WHAT YOU WILL DO - Copy the records word for word, starting at their first line and ending at the line that contains "pencil-icon xyxy=(178,272,228,336)". Include both of those lines and nothing past the second.

EXERCISE MATERIALS -
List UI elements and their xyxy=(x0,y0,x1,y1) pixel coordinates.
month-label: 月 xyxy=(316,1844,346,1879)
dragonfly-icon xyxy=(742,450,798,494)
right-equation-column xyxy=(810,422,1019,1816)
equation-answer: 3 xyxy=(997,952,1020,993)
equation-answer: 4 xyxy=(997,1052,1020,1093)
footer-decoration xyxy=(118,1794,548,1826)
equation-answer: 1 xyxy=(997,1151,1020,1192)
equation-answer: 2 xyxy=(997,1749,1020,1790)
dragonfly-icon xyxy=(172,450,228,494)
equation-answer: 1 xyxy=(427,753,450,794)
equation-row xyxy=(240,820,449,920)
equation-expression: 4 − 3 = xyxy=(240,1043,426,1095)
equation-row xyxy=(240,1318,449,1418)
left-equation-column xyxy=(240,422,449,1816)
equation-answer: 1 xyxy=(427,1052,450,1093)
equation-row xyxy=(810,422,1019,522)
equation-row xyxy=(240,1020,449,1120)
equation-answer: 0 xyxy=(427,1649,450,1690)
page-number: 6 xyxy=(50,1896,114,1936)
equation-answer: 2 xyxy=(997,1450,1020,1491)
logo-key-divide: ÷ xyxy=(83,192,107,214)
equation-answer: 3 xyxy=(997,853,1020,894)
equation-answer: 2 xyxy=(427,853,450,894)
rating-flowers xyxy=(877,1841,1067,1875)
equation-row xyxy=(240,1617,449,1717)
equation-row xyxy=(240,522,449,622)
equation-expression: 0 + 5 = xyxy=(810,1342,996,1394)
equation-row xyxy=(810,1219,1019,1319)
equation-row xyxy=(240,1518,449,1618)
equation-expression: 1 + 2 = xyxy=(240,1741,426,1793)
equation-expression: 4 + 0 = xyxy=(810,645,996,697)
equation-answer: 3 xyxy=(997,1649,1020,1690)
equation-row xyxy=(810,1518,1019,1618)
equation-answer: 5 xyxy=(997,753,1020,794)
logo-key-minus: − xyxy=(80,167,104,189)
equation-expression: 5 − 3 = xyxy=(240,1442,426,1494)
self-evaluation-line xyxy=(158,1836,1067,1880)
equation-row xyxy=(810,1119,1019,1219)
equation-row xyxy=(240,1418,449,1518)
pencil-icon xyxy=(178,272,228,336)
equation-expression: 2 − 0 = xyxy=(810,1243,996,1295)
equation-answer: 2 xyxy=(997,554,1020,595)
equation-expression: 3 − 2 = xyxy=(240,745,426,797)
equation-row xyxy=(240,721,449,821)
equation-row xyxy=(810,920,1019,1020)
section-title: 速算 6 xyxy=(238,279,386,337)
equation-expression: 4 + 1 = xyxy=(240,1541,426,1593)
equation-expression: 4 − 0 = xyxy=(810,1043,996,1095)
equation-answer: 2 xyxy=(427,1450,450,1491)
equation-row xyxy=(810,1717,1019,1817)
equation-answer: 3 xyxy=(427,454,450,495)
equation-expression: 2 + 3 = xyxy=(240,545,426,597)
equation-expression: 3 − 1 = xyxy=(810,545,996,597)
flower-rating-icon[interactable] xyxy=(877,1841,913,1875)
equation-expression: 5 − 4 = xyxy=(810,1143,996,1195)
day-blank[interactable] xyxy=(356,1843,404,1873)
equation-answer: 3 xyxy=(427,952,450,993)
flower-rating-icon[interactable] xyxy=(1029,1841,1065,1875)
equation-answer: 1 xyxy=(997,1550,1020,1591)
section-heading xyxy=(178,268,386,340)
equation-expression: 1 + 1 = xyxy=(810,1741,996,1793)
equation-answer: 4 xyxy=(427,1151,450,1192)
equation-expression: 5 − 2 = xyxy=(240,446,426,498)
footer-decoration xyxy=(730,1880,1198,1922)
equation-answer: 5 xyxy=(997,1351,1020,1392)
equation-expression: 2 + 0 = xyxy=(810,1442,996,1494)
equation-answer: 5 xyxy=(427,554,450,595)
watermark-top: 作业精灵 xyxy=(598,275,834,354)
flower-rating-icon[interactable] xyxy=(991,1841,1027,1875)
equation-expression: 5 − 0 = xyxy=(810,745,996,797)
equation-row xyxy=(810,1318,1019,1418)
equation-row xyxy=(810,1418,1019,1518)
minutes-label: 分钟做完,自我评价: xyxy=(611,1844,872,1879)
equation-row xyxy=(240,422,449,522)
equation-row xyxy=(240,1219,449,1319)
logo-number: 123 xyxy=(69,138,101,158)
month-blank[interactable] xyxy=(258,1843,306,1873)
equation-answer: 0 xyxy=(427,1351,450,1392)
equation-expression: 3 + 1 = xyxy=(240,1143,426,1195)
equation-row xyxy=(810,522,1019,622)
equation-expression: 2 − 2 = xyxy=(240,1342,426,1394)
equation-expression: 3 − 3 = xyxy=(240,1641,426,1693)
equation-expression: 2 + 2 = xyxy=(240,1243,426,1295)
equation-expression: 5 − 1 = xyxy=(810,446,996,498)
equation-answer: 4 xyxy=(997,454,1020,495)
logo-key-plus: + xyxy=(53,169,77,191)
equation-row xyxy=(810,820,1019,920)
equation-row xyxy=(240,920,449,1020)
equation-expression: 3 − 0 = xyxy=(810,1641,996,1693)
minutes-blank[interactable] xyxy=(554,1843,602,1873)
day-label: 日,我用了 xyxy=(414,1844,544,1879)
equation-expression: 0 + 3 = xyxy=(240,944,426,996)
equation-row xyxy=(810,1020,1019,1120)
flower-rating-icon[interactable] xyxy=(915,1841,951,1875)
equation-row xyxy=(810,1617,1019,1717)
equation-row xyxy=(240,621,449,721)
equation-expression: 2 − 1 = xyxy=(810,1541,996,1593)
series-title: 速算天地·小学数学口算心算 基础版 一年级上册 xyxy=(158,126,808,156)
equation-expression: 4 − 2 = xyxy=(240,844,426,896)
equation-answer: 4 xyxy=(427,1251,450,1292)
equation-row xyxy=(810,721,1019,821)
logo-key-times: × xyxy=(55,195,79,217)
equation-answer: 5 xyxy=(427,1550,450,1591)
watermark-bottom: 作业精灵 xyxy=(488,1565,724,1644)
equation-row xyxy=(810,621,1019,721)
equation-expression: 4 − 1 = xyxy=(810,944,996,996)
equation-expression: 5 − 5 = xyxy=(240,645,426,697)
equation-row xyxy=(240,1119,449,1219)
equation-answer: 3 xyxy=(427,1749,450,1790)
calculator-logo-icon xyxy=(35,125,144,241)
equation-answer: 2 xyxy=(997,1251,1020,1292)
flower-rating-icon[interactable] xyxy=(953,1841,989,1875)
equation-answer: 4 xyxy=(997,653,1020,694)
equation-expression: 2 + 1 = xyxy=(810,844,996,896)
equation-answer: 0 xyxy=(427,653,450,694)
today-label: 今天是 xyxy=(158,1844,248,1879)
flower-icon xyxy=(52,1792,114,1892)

OUTPUT OF THE TASK -
List UI elements and their xyxy=(x0,y0,x1,y1) pixel coordinates.
month-label: 月 xyxy=(316,1844,346,1879)
dragonfly-icon xyxy=(742,450,798,494)
right-equation-column xyxy=(810,422,1019,1816)
equation-answer: 3 xyxy=(997,952,1020,993)
equation-answer: 4 xyxy=(997,1052,1020,1093)
footer-decoration xyxy=(118,1794,548,1826)
equation-answer: 1 xyxy=(997,1151,1020,1192)
equation-answer: 2 xyxy=(997,1749,1020,1790)
dragonfly-icon xyxy=(172,450,228,494)
equation-answer: 1 xyxy=(427,753,450,794)
equation-row xyxy=(240,820,449,920)
equation-expression: 4 − 3 = xyxy=(240,1043,426,1095)
equation-row xyxy=(240,1318,449,1418)
left-equation-column xyxy=(240,422,449,1816)
equation-answer: 1 xyxy=(427,1052,450,1093)
equation-row xyxy=(810,422,1019,522)
equation-row xyxy=(240,1020,449,1120)
equation-answer: 0 xyxy=(427,1649,450,1690)
page-number: 6 xyxy=(50,1896,114,1936)
equation-answer: 2 xyxy=(997,1450,1020,1491)
logo-key-divide: ÷ xyxy=(83,192,107,214)
equation-answer: 3 xyxy=(997,853,1020,894)
equation-answer: 2 xyxy=(427,853,450,894)
rating-flowers xyxy=(877,1841,1067,1875)
equation-row xyxy=(240,1617,449,1717)
equation-row xyxy=(240,522,449,622)
equation-expression: 0 + 5 = xyxy=(810,1342,996,1394)
equation-row xyxy=(810,1219,1019,1319)
equation-row xyxy=(240,1518,449,1618)
equation-expression: 1 + 2 = xyxy=(240,1741,426,1793)
equation-expression: 4 + 0 = xyxy=(810,645,996,697)
equation-answer: 3 xyxy=(997,1649,1020,1690)
equation-row xyxy=(810,1518,1019,1618)
equation-answer: 5 xyxy=(997,753,1020,794)
logo-key-minus: − xyxy=(80,167,104,189)
equation-expression: 5 − 3 = xyxy=(240,1442,426,1494)
self-evaluation-line xyxy=(158,1836,1067,1880)
equation-row xyxy=(810,1119,1019,1219)
equation-row xyxy=(240,1418,449,1518)
pencil-icon xyxy=(178,272,228,336)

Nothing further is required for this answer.